Work to be completed
Count every line that includes the string "this" in the entries that follow. Nothing besides the number is needed.

____ Exercise inputs

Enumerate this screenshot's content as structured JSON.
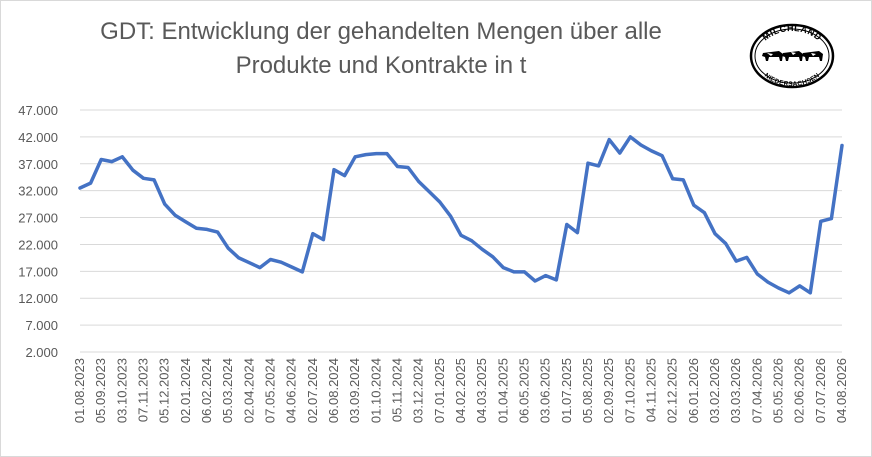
{
  "chart_data": {
    "type": "line",
    "title_line1": "GDT: Entwicklung der gehandelten Mengen über alle",
    "title_line2": "Produkte und Kontrakte in t",
    "xlabel": "",
    "ylabel": "",
    "ylim": [
      2000,
      47000
    ],
    "y_ticks": [
      "2.000",
      "7.000",
      "12.000",
      "17.000",
      "22.000",
      "27.000",
      "32.000",
      "37.000",
      "42.000",
      "47.000"
    ],
    "x_tick_labels": [
      "01.08.2023",
      "05.09.2023",
      "03.10.2023",
      "07.11.2023",
      "05.12.2023",
      "02.01.2024",
      "06.02.2024",
      "05.03.2024",
      "02.04.2024",
      "07.05.2024",
      "04.06.2024",
      "02.07.2024",
      "06.08.2024",
      "03.09.2024",
      "01.10.2024",
      "05.11.2024",
      "03.12.2024",
      "07.01.2025",
      "04.02.2025",
      "04.03.2025",
      "01.04.2025",
      "06.05.2025",
      "03.06.2025",
      "01.07.2025",
      "05.08.2025",
      "02.09.2025",
      "07.10.2025",
      "04.11.2025",
      "02.12.2025",
      "06.01.2026",
      "03.02.2026",
      "03.03.2026",
      "07.04.2026",
      "05.05.2026",
      "02.06.2026",
      "07.07.2026",
      "04.08.2026"
    ],
    "grid": "horizontal",
    "line_color": "#4472c4",
    "series": [
      {
        "values": [
          32500,
          33400,
          37800,
          37400,
          38300,
          35800,
          34300,
          34000,
          29500,
          27400,
          26200,
          25000,
          24800,
          24300,
          21300,
          19500,
          18600,
          17700,
          19200,
          18700,
          17800,
          16900,
          24000,
          22900,
          35900,
          34800,
          38300,
          38700,
          38900,
          38900,
          36500,
          36300,
          33700,
          31800,
          29900,
          27300,
          23700,
          22700,
          21100,
          19700,
          17700,
          16900,
          16900,
          15200,
          16200,
          15400,
          25700,
          24200,
          37100,
          36600,
          41500,
          39000,
          42000,
          40500,
          39400,
          38500,
          34200,
          34000,
          29300,
          27900,
          24000,
          22200,
          18900,
          19600,
          16500,
          15000,
          13900,
          13000,
          14300,
          13000,
          26300,
          26800,
          40400
        ]
      }
    ]
  },
  "logo": {
    "top_text": "MILCHLAND",
    "bottom_text": "NIEDERSACHSEN"
  }
}
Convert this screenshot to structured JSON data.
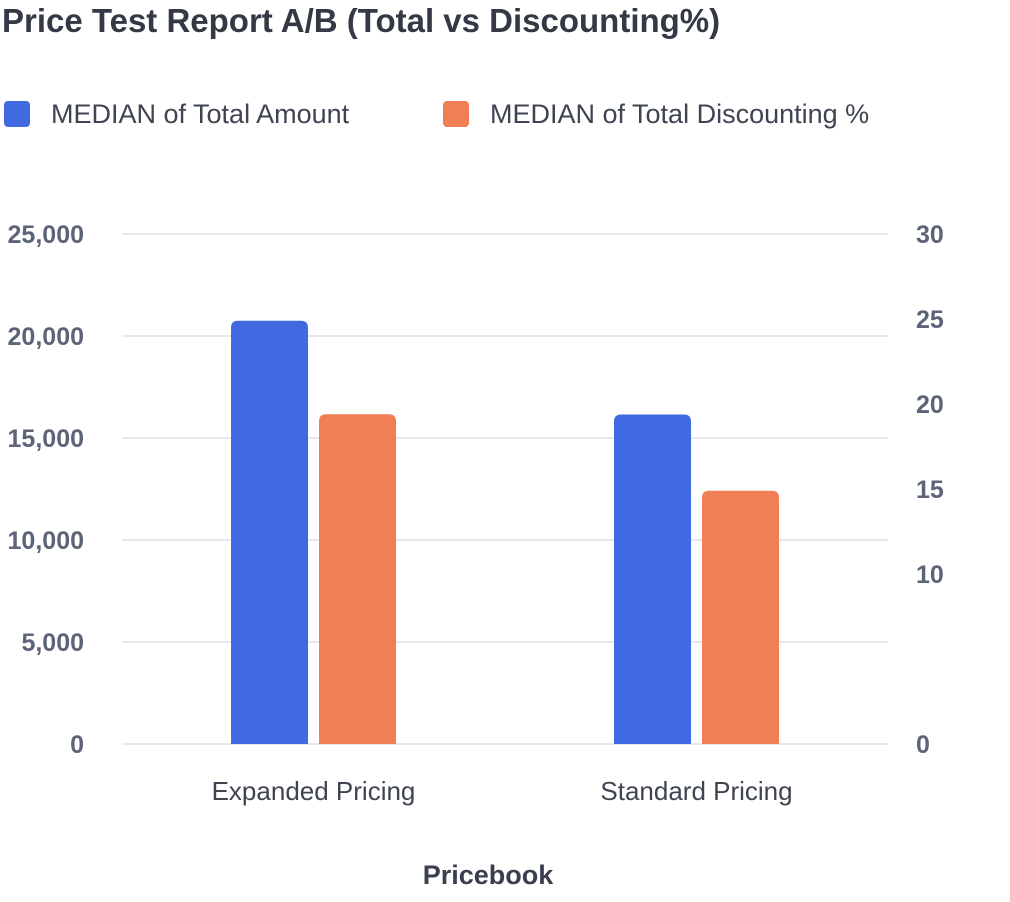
{
  "chart_data": {
    "type": "bar",
    "title": "Price Test Report A/B (Total vs Discounting%)",
    "xlabel": "Pricebook",
    "categories": [
      "Expanded Pricing",
      "Standard Pricing"
    ],
    "series": [
      {
        "name": "MEDIAN of Total Amount",
        "values": [
          20750,
          16150
        ],
        "color": "#4169e1",
        "axis": "left"
      },
      {
        "name": "MEDIAN of Total Discounting %",
        "values": [
          19.4,
          14.9
        ],
        "color": "#f27e56",
        "axis": "right"
      }
    ],
    "y_left": {
      "lim": [
        0,
        25000
      ],
      "ticks": [
        0,
        5000,
        10000,
        15000,
        20000,
        25000
      ],
      "tick_labels": [
        "0",
        "5,000",
        "10,000",
        "15,000",
        "20,000",
        "25,000"
      ]
    },
    "y_right": {
      "lim": [
        0,
        30
      ],
      "ticks": [
        0,
        10,
        15,
        20,
        25,
        30
      ],
      "tick_labels": [
        "0",
        "10",
        "15",
        "20",
        "25",
        "30"
      ]
    },
    "grid": true,
    "legend_position": "top-left"
  }
}
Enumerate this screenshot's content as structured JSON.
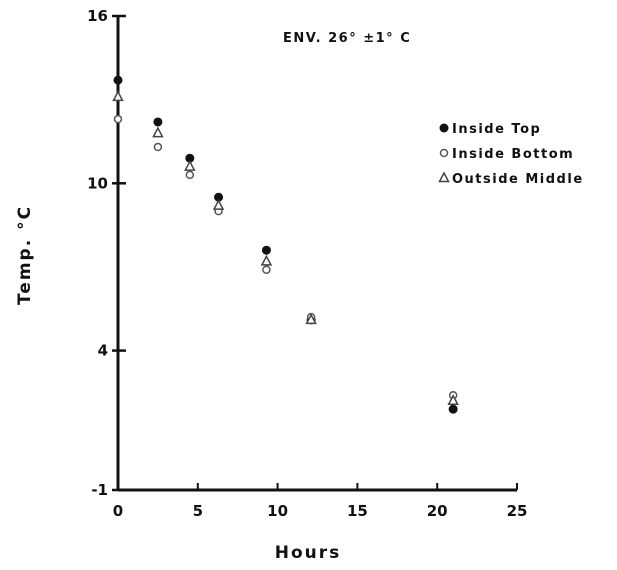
{
  "chart_data": {
    "type": "scatter",
    "title": "ENV. 26° ±1° C",
    "xlabel": "Hours",
    "ylabel": "Temp. °C",
    "xlim": [
      0,
      25
    ],
    "ylim": [
      -1,
      16
    ],
    "xticks": [
      "0",
      "5",
      "10",
      "15",
      "20",
      "25"
    ],
    "yticks": [
      "-1",
      "4",
      "10",
      "16"
    ],
    "grid": false,
    "legend_position": "top-right",
    "series": [
      {
        "name": "Inside Top",
        "marker": "circle-filled",
        "x": [
          0,
          2.5,
          4.5,
          6.3,
          9.3,
          12.1,
          21.0
        ],
        "y": [
          13.7,
          12.2,
          10.9,
          9.5,
          7.6,
          5.1,
          1.9
        ]
      },
      {
        "name": "Inside Bottom",
        "marker": "circle-open",
        "x": [
          0,
          2.5,
          4.5,
          6.3,
          9.3,
          12.1,
          21.0
        ],
        "y": [
          12.3,
          11.3,
          10.3,
          9.0,
          6.9,
          5.2,
          2.4
        ]
      },
      {
        "name": "Outside Middle",
        "marker": "triangle",
        "x": [
          0,
          2.5,
          4.5,
          6.3,
          9.3,
          12.1,
          21.0
        ],
        "y": [
          13.1,
          11.8,
          10.6,
          9.2,
          7.2,
          5.1,
          2.2
        ]
      }
    ]
  }
}
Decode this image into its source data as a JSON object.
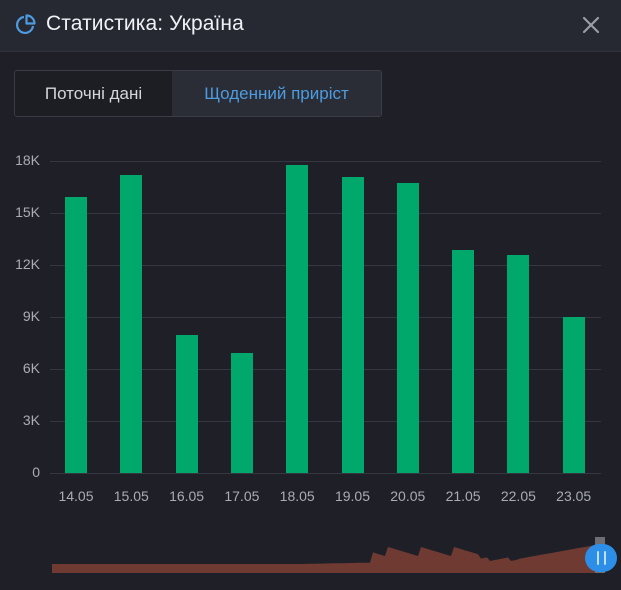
{
  "header": {
    "title": "Статистика: Україна",
    "logo_icon": "pie-chart-icon",
    "close_icon": "close-icon",
    "accent_color": "#4d9be0"
  },
  "tabs": [
    {
      "label": "Поточні дані",
      "active": false
    },
    {
      "label": "Щоденний приріст",
      "active": true
    }
  ],
  "chart_data": {
    "type": "bar",
    "title": "",
    "xlabel": "",
    "ylabel": "",
    "categories": [
      "14.05",
      "15.05",
      "16.05",
      "17.05",
      "18.05",
      "19.05",
      "20.05",
      "21.05",
      "22.05",
      "23.05"
    ],
    "values": [
      15950,
      17200,
      7950,
      6900,
      17750,
      17100,
      16750,
      12850,
      12600,
      9000
    ],
    "y_ticks": [
      "0",
      "3K",
      "6K",
      "9K",
      "12K",
      "15K",
      "18K"
    ],
    "ylim": [
      0,
      18000
    ],
    "grid": true,
    "legend": false,
    "bar_color": "#00a86b"
  },
  "navigator": {
    "series_color": "#6e3a32",
    "handle_color": "#2c8ee6"
  }
}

________

The response
4